* [Task directions]:
The required output is a single number: how many lines of the material contain the string "γονέων".

* [Some records]:

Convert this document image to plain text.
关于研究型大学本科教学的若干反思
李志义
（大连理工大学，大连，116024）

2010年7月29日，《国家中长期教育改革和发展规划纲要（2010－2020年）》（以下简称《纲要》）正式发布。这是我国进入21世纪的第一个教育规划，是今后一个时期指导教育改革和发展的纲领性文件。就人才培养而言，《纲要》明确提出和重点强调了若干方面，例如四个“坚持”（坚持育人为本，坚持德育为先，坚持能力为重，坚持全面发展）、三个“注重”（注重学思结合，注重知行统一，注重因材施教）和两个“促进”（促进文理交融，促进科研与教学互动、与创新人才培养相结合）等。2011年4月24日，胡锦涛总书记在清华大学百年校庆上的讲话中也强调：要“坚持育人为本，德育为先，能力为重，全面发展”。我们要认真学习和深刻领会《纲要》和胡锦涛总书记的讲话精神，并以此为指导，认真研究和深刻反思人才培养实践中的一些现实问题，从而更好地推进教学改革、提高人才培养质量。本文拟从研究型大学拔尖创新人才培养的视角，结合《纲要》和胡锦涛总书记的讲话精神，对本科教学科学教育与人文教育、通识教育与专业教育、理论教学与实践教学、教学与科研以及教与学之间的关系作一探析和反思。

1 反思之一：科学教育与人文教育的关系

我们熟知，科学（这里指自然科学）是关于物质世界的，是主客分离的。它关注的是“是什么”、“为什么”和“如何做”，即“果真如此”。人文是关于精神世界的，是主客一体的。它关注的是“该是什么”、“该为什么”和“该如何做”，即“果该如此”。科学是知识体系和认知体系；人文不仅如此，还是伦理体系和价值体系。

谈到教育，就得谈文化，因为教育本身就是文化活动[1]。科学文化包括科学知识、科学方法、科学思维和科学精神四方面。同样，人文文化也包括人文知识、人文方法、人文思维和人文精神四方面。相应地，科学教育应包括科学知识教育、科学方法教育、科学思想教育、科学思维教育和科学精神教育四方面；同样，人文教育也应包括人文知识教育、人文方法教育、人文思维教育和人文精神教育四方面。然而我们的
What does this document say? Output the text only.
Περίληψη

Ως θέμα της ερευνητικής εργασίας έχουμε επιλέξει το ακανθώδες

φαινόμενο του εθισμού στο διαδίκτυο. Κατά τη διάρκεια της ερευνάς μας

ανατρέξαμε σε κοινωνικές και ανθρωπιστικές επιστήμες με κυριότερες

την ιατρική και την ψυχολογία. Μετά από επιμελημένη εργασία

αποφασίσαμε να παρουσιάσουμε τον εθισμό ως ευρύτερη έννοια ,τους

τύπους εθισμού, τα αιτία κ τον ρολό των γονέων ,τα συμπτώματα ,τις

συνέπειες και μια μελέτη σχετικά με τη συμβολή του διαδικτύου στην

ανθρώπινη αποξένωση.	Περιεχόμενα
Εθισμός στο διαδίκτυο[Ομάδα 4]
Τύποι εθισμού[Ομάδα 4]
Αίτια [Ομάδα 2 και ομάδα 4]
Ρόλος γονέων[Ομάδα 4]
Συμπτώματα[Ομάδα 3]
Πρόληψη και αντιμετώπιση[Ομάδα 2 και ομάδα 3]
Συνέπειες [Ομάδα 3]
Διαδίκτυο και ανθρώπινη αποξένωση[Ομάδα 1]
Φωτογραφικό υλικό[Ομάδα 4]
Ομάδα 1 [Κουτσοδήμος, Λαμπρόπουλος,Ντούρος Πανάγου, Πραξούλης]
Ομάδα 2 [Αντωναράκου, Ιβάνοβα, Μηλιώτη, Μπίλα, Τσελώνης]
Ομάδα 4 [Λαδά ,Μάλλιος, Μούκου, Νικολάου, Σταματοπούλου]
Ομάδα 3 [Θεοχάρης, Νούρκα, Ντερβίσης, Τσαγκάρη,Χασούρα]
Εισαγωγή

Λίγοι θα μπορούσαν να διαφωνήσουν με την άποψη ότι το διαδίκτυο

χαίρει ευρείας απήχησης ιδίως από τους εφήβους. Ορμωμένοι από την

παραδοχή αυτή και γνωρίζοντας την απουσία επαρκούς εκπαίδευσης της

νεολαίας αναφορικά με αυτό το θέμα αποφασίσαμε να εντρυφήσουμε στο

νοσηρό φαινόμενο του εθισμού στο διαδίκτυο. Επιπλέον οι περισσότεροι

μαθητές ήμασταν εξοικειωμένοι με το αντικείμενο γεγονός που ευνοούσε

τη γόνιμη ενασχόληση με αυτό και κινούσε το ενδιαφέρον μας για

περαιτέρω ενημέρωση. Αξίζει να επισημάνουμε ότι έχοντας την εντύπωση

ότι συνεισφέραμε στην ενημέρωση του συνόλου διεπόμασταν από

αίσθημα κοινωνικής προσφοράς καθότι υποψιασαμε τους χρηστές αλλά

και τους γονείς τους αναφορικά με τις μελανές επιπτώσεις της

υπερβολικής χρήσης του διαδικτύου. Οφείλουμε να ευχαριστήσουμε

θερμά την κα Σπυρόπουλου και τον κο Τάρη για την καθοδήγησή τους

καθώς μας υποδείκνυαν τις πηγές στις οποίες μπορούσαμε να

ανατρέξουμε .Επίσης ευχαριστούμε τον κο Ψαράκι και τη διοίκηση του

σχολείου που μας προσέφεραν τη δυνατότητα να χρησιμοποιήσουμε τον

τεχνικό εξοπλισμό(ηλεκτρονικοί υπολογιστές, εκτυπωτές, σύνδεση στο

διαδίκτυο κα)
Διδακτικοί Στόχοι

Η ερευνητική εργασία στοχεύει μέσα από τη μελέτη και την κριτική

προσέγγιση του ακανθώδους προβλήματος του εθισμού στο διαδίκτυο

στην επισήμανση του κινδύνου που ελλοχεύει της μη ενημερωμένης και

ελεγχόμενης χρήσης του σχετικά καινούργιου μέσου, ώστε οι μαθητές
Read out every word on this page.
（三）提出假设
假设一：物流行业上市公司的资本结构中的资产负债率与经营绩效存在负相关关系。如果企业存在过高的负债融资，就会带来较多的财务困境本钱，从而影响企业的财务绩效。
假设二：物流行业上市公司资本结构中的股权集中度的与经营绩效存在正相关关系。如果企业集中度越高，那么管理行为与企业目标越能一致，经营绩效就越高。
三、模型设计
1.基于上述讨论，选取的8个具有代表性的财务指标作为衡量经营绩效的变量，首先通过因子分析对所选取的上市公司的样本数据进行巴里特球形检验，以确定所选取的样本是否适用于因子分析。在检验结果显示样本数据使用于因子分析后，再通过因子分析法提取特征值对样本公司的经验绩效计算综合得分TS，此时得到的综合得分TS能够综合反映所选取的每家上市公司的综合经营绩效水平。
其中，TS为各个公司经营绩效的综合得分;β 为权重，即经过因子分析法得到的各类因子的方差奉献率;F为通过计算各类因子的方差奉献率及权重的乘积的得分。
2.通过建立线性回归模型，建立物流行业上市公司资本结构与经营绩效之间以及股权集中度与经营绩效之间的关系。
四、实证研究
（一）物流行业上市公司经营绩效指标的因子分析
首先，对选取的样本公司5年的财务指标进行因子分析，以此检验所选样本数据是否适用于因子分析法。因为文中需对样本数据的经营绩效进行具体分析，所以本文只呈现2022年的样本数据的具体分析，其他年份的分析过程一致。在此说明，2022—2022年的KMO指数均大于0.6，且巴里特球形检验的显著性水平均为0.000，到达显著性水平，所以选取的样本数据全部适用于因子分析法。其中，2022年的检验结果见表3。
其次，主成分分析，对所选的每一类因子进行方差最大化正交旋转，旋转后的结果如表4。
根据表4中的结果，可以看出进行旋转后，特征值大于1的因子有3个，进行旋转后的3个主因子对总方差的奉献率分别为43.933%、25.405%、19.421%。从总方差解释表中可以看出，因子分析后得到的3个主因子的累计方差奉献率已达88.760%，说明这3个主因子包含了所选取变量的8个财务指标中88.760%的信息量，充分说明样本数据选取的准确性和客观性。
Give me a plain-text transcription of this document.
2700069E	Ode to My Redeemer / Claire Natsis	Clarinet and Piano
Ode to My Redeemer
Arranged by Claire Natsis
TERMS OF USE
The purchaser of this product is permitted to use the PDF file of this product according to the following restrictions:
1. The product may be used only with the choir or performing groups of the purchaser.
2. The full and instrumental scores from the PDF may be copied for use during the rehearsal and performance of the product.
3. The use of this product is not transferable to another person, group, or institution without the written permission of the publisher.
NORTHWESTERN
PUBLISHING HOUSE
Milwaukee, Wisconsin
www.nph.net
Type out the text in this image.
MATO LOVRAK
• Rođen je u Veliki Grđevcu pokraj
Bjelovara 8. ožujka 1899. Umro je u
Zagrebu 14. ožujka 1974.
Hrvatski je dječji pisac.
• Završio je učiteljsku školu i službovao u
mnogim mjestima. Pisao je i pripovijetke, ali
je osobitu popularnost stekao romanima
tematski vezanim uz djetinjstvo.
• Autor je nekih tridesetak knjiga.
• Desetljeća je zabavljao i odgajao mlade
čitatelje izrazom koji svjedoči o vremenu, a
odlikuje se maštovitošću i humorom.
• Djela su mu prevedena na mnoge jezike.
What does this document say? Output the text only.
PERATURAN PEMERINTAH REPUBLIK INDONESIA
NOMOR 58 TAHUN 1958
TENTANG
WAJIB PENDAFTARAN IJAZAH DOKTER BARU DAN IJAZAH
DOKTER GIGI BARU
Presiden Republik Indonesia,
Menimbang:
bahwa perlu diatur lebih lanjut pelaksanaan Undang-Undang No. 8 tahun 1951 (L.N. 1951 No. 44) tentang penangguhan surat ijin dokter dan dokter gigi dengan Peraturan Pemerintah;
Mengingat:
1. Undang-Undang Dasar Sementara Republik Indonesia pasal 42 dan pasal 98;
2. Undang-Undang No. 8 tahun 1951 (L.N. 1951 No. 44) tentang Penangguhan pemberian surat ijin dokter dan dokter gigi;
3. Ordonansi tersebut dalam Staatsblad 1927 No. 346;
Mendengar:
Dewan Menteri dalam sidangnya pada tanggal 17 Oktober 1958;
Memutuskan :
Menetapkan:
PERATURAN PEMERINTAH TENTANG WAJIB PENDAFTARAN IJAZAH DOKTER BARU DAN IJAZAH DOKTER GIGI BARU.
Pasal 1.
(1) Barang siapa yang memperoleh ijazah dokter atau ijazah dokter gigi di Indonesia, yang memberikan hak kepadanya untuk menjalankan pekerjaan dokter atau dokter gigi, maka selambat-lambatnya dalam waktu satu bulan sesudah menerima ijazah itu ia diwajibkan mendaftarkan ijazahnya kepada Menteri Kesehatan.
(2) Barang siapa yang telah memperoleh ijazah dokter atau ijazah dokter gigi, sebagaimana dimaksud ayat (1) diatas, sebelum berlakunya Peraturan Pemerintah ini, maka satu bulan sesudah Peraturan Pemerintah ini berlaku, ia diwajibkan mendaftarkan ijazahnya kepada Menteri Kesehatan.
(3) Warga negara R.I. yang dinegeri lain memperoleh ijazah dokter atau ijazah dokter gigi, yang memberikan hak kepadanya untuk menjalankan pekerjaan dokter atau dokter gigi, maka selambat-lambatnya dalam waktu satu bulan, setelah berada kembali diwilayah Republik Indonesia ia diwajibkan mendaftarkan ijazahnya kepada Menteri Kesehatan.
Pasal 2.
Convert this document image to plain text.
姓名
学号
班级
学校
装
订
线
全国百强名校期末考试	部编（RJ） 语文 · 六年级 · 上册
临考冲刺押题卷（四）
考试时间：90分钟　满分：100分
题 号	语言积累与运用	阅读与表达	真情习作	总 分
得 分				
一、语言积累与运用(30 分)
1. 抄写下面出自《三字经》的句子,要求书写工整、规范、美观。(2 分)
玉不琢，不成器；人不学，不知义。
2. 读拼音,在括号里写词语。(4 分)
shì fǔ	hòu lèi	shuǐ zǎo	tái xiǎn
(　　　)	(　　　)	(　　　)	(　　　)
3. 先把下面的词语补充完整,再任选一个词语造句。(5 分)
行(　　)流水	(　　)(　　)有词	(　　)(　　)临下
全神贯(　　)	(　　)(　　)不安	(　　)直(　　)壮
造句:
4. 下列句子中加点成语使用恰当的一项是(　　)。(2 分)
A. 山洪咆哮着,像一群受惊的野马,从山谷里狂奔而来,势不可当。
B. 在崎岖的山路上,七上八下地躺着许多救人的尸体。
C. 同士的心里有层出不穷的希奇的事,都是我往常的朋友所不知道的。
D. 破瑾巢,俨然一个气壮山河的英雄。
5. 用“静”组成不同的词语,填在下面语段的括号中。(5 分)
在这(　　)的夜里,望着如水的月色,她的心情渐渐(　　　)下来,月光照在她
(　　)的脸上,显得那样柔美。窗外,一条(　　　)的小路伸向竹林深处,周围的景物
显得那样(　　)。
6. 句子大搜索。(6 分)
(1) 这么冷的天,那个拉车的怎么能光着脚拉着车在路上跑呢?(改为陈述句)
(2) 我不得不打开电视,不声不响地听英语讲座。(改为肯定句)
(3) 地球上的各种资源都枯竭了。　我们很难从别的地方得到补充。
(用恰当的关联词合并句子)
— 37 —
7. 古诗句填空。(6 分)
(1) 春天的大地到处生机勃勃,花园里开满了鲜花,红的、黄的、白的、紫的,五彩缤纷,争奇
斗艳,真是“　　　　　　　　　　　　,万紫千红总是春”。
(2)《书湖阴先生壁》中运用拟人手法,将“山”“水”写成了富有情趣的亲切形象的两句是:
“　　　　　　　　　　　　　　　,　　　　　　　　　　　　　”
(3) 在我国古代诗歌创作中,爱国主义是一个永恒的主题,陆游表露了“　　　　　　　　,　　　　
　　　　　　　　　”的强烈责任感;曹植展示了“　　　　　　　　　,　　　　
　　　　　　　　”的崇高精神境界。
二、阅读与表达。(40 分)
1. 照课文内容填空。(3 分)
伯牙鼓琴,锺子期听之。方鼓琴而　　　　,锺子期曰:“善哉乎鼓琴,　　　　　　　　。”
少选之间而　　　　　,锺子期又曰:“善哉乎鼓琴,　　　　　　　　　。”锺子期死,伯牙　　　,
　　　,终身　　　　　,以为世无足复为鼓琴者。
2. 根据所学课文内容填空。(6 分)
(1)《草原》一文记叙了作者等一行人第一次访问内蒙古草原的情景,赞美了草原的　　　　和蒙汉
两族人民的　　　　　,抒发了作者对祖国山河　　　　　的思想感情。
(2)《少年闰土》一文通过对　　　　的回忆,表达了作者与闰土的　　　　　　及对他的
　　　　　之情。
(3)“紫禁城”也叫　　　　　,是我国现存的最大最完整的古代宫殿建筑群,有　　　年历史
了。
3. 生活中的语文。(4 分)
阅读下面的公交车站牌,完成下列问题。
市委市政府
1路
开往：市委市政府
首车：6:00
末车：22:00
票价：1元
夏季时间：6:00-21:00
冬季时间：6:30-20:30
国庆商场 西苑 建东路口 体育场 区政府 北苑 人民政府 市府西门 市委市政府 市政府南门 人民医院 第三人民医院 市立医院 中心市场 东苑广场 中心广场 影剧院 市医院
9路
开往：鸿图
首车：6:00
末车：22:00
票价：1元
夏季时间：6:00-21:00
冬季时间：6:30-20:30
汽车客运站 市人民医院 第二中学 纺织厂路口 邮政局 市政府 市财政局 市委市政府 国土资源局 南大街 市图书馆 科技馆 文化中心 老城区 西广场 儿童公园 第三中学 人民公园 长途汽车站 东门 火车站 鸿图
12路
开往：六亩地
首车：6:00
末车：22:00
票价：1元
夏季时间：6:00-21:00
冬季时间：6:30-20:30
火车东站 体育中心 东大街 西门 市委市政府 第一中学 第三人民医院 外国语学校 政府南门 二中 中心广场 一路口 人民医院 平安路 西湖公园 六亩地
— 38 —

* [Solved problem]:
2